*Short task:*
Every entry below must be repeated exactly; skip the pictures.

━━━━━ Given records ━━━━━

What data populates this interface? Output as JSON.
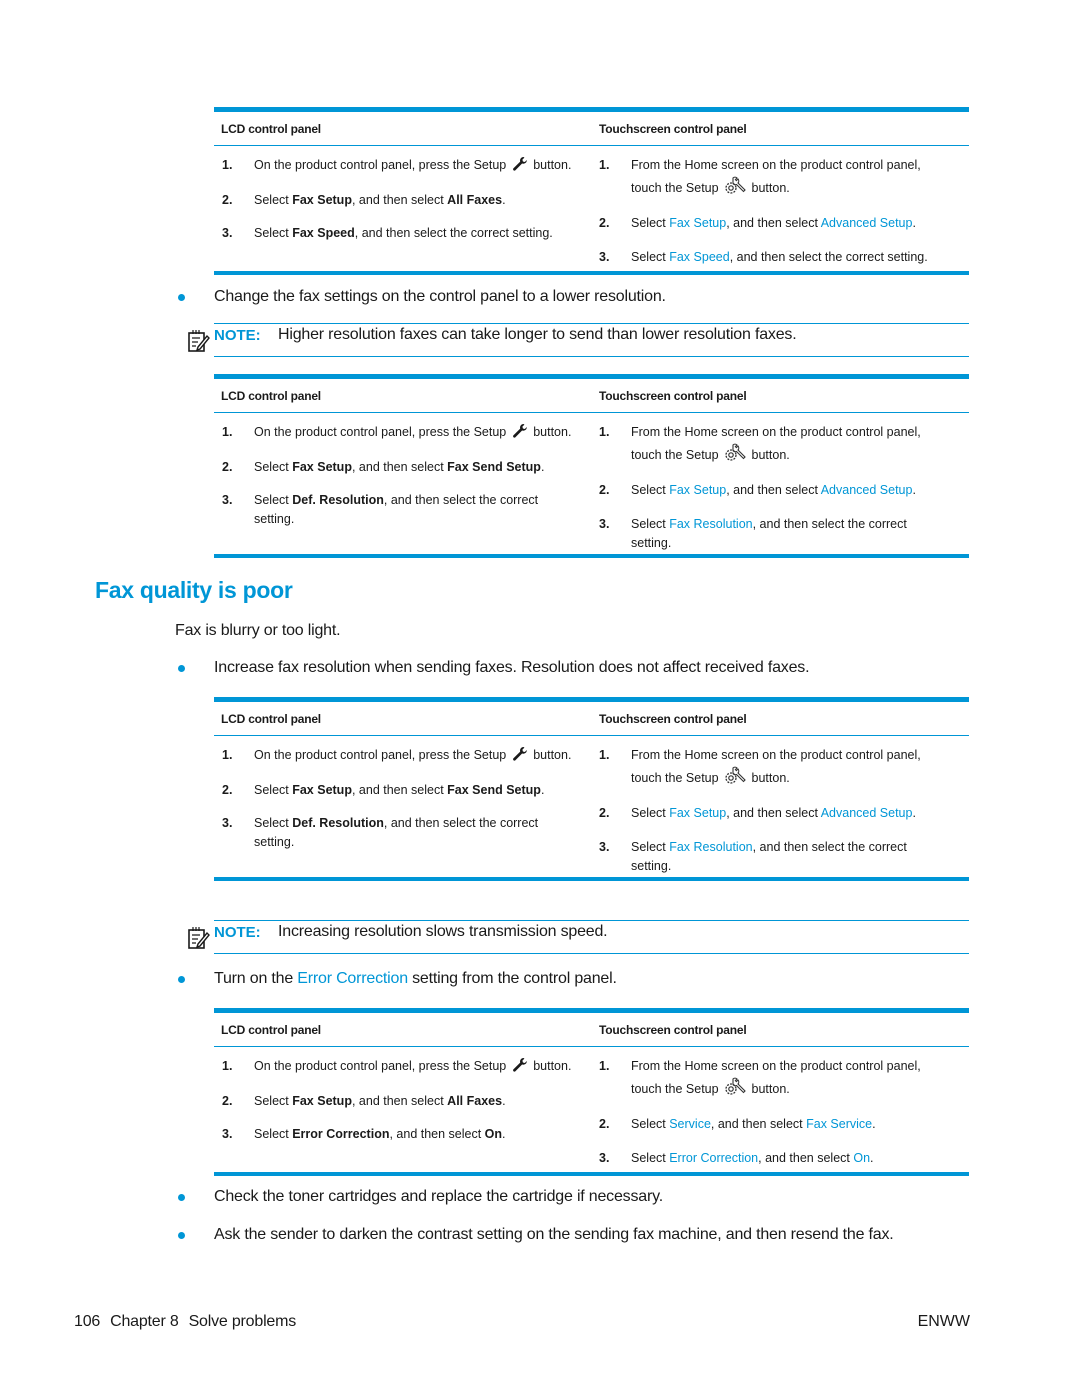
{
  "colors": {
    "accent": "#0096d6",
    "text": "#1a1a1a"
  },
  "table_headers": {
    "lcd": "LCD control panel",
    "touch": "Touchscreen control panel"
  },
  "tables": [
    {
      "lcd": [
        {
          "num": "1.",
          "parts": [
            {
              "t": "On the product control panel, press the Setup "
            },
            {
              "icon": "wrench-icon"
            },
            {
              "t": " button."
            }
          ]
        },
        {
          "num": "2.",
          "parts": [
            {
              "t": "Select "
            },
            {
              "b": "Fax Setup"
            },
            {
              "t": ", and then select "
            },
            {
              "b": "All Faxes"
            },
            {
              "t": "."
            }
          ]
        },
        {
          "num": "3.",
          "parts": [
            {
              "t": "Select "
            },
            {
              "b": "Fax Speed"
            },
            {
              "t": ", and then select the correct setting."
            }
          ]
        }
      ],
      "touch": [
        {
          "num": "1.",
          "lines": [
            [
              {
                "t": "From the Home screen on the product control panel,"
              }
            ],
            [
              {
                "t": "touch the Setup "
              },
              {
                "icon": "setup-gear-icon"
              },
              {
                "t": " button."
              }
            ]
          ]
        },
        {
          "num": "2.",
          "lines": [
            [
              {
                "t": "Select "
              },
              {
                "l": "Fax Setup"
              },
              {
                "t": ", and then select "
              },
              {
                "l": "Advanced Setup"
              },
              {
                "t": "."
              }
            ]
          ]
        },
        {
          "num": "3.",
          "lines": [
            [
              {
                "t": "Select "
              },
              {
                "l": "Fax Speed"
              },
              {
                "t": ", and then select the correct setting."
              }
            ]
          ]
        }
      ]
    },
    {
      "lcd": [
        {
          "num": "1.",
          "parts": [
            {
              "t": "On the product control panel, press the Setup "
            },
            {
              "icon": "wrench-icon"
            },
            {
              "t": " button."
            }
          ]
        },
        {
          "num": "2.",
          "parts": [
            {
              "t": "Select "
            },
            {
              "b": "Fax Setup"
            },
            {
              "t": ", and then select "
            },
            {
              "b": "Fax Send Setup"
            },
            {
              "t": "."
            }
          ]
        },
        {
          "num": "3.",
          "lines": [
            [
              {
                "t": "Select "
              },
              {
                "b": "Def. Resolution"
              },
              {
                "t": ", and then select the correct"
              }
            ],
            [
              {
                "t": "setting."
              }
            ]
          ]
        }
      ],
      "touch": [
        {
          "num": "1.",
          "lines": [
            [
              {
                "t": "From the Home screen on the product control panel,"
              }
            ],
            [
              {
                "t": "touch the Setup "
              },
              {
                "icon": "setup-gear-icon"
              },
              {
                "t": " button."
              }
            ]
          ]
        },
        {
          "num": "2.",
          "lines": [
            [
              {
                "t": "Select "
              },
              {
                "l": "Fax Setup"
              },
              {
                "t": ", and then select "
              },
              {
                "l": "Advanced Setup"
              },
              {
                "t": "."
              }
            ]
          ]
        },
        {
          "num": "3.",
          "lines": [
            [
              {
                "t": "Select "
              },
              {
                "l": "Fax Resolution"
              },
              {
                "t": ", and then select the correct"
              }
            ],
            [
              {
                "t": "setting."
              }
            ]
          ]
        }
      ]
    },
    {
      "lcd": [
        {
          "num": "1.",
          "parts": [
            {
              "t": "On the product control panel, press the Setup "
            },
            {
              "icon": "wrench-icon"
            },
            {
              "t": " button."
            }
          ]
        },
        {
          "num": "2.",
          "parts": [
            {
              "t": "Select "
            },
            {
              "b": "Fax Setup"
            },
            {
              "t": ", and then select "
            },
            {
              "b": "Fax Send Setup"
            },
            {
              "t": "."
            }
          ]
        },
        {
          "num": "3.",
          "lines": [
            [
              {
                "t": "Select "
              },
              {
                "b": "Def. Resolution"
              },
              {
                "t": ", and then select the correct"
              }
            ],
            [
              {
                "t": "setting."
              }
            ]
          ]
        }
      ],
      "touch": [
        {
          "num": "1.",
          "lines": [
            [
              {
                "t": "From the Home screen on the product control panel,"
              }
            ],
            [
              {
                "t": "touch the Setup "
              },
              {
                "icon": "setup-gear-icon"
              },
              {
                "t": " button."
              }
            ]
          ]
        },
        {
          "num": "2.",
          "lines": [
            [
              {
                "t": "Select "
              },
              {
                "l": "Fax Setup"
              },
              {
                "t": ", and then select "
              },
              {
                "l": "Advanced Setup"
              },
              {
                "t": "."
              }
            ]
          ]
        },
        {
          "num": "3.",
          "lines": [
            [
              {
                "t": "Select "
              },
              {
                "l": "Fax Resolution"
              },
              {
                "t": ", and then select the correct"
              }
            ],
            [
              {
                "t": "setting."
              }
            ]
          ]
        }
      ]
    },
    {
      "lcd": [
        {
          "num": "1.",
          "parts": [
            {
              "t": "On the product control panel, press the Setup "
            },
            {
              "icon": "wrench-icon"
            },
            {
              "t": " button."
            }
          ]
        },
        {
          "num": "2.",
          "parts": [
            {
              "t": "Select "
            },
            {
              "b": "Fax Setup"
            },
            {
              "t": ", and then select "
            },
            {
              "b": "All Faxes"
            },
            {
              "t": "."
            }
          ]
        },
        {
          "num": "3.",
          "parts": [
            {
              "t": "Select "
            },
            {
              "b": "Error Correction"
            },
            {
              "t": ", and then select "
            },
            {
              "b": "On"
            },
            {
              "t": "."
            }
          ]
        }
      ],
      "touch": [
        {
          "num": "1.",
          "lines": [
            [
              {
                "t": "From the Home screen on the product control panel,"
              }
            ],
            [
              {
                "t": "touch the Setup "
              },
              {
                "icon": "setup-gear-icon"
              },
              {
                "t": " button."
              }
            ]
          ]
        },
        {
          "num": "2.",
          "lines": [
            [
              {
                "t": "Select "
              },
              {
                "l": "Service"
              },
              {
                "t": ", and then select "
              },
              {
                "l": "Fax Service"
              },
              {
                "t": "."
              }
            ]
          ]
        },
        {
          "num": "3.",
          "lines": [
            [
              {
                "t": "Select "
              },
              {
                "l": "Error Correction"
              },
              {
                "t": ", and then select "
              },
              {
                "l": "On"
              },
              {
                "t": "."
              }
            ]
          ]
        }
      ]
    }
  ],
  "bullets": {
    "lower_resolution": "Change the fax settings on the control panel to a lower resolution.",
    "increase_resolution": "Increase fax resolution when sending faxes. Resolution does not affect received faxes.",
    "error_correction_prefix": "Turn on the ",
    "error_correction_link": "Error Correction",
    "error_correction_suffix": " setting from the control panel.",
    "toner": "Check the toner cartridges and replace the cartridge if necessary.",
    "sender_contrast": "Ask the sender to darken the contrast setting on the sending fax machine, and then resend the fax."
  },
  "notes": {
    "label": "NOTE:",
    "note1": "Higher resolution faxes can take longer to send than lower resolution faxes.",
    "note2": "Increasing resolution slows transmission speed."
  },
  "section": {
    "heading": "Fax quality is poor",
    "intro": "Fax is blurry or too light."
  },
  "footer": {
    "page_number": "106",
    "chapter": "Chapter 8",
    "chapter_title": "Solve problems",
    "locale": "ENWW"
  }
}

━━━━━

*Output of the task:*
What data populates this interface? Output as JSON.
{
  "colors": {
    "accent": "#0096d6",
    "text": "#1a1a1a"
  },
  "table_headers": {
    "lcd": "LCD control panel",
    "touch": "Touchscreen control panel"
  },
  "tables": [
    {
      "lcd": [
        {
          "num": "1.",
          "parts": [
            {
              "t": "On the product control panel, press the Setup "
            },
            {
              "icon": "wrench-icon"
            },
            {
              "t": " button."
            }
          ]
        },
        {
          "num": "2.",
          "parts": [
            {
              "t": "Select "
            },
            {
              "b": "Fax Setup"
            },
            {
              "t": ", and then select "
            },
            {
              "b": "All Faxes"
            },
            {
              "t": "."
            }
          ]
        },
        {
          "num": "3.",
          "parts": [
            {
              "t": "Select "
            },
            {
              "b": "Fax Speed"
            },
            {
              "t": ", and then select the correct setting."
            }
          ]
        }
      ],
      "touch": [
        {
          "num": "1.",
          "lines": [
            [
              {
                "t": "From the Home screen on the product control panel,"
              }
            ],
            [
              {
                "t": "touch the Setup "
              },
              {
                "icon": "setup-gear-icon"
              },
              {
                "t": " button."
              }
            ]
          ]
        },
        {
          "num": "2.",
          "lines": [
            [
              {
                "t": "Select "
              },
              {
                "l": "Fax Setup"
              },
              {
                "t": ", and then select "
              },
              {
                "l": "Advanced Setup"
              },
              {
                "t": "."
              }
            ]
          ]
        },
        {
          "num": "3.",
          "lines": [
            [
              {
                "t": "Select "
              },
              {
                "l": "Fax Speed"
              },
              {
                "t": ", and then select the correct setting."
              }
            ]
          ]
        }
      ]
    },
    {
      "lcd": [
        {
          "num": "1.",
          "parts": [
            {
              "t": "On the product control panel, press the Setup "
            },
            {
              "icon": "wrench-icon"
            },
            {
              "t": " button."
            }
          ]
        },
        {
          "num": "2.",
          "parts": [
            {
              "t": "Select "
            },
            {
              "b": "Fax Setup"
            },
            {
              "t": ", and then select "
            },
            {
              "b": "Fax Send Setup"
            },
            {
              "t": "."
            }
          ]
        },
        {
          "num": "3.",
          "lines": [
            [
              {
                "t": "Select "
              },
              {
                "b": "Def. Resolution"
              },
              {
                "t": ", and then select the correct"
              }
            ],
            [
              {
                "t": "setting."
              }
            ]
          ]
        }
      ],
      "touch": [
        {
          "num": "1.",
          "lines": [
            [
              {
                "t": "From the Home screen on the product control panel,"
              }
            ],
            [
              {
                "t": "touch the Setup "
              },
              {
                "icon": "setup-gear-icon"
              },
              {
                "t": " button."
              }
            ]
          ]
        },
        {
          "num": "2.",
          "lines": [
            [
              {
                "t": "Select "
              },
              {
                "l": "Fax Setup"
              },
              {
                "t": ", and then select "
              },
              {
                "l": "Advanced Setup"
              },
              {
                "t": "."
              }
            ]
          ]
        },
        {
          "num": "3.",
          "lines": [
            [
              {
                "t": "Select "
              },
              {
                "l": "Fax Resolution"
              },
              {
                "t": ", and then select the correct"
              }
            ],
            [
              {
                "t": "setting."
              }
            ]
          ]
        }
      ]
    },
    {
      "lcd": [
        {
          "num": "1.",
          "parts": [
            {
              "t": "On the product control panel, press the Setup "
            },
            {
              "icon": "wrench-icon"
            },
            {
              "t": " button."
            }
          ]
        },
        {
          "num": "2.",
          "parts": [
            {
              "t": "Select "
            },
            {
              "b": "Fax Setup"
            },
            {
              "t": ", and then select "
            },
            {
              "b": "Fax Send Setup"
            },
            {
              "t": "."
            }
          ]
        },
        {
          "num": "3.",
          "lines": [
            [
              {
                "t": "Select "
              },
              {
                "b": "Def. Resolution"
              },
              {
                "t": ", and then select the correct"
              }
            ],
            [
              {
                "t": "setting."
              }
            ]
          ]
        }
      ],
      "touch": [
        {
          "num": "1.",
          "lines": [
            [
              {
                "t": "From the Home screen on the product control panel,"
              }
            ],
            [
              {
                "t": "touch the Setup "
              },
              {
                "icon": "setup-gear-icon"
              },
              {
                "t": " button."
              }
            ]
          ]
        },
        {
          "num": "2.",
          "lines": [
            [
              {
                "t": "Select "
              },
              {
                "l": "Fax Setup"
              },
              {
                "t": ", and then select "
              },
              {
                "l": "Advanced Setup"
              },
              {
                "t": "."
              }
            ]
          ]
        },
        {
          "num": "3.",
          "lines": [
            [
              {
                "t": "Select "
              },
              {
                "l": "Fax Resolution"
              },
              {
                "t": ", and then select the correct"
              }
            ],
            [
              {
                "t": "setting."
              }
            ]
          ]
        }
      ]
    },
    {
      "lcd": [
        {
          "num": "1.",
          "parts": [
            {
              "t": "On the product control panel, press the Setup "
            },
            {
              "icon": "wrench-icon"
            },
            {
              "t": " button."
            }
          ]
        },
        {
          "num": "2.",
          "parts": [
            {
              "t": "Select "
            },
            {
              "b": "Fax Setup"
            },
            {
              "t": ", and then select "
            },
            {
              "b": "All Faxes"
            },
            {
              "t": "."
            }
          ]
        },
        {
          "num": "3.",
          "parts": [
            {
              "t": "Select "
            },
            {
              "b": "Error Correction"
            },
            {
              "t": ", and then select "
            },
            {
              "b": "On"
            },
            {
              "t": "."
            }
          ]
        }
      ],
      "touch": [
        {
          "num": "1.",
          "lines": [
            [
              {
                "t": "From the Home screen on the product control panel,"
              }
            ],
            [
              {
                "t": "touch the Setup "
              },
              {
                "icon": "setup-gear-icon"
              },
              {
                "t": " button."
              }
            ]
          ]
        },
        {
          "num": "2.",
          "lines": [
            [
              {
                "t": "Select "
              },
              {
                "l": "Service"
              },
              {
                "t": ", and then select "
              },
              {
                "l": "Fax Service"
              },
              {
                "t": "."
              }
            ]
          ]
        },
        {
          "num": "3.",
          "lines": [
            [
              {
                "t": "Select "
              },
              {
                "l": "Error Correction"
              },
              {
                "t": ", and then select "
              },
              {
                "l": "On"
              },
              {
                "t": "."
              }
            ]
          ]
        }
      ]
    }
  ],
  "bullets": {
    "lower_resolution": "Change the fax settings on the control panel to a lower resolution.",
    "increase_resolution": "Increase fax resolution when sending faxes. Resolution does not affect received faxes.",
    "error_correction_prefix": "Turn on the ",
    "error_correction_link": "Error Correction",
    "error_correction_suffix": " setting from the control panel.",
    "toner": "Check the toner cartridges and replace the cartridge if necessary.",
    "sender_contrast": "Ask the sender to darken the contrast setting on the sending fax machine, and then resend the fax."
  },
  "notes": {
    "label": "NOTE:",
    "note1": "Higher resolution faxes can take longer to send than lower resolution faxes.",
    "note2": "Increasing resolution slows transmission speed."
  },
  "section": {
    "heading": "Fax quality is poor",
    "intro": "Fax is blurry or too light."
  },
  "footer": {
    "page_number": "106",
    "chapter": "Chapter 8",
    "chapter_title": "Solve problems",
    "locale": "ENWW"
  }
}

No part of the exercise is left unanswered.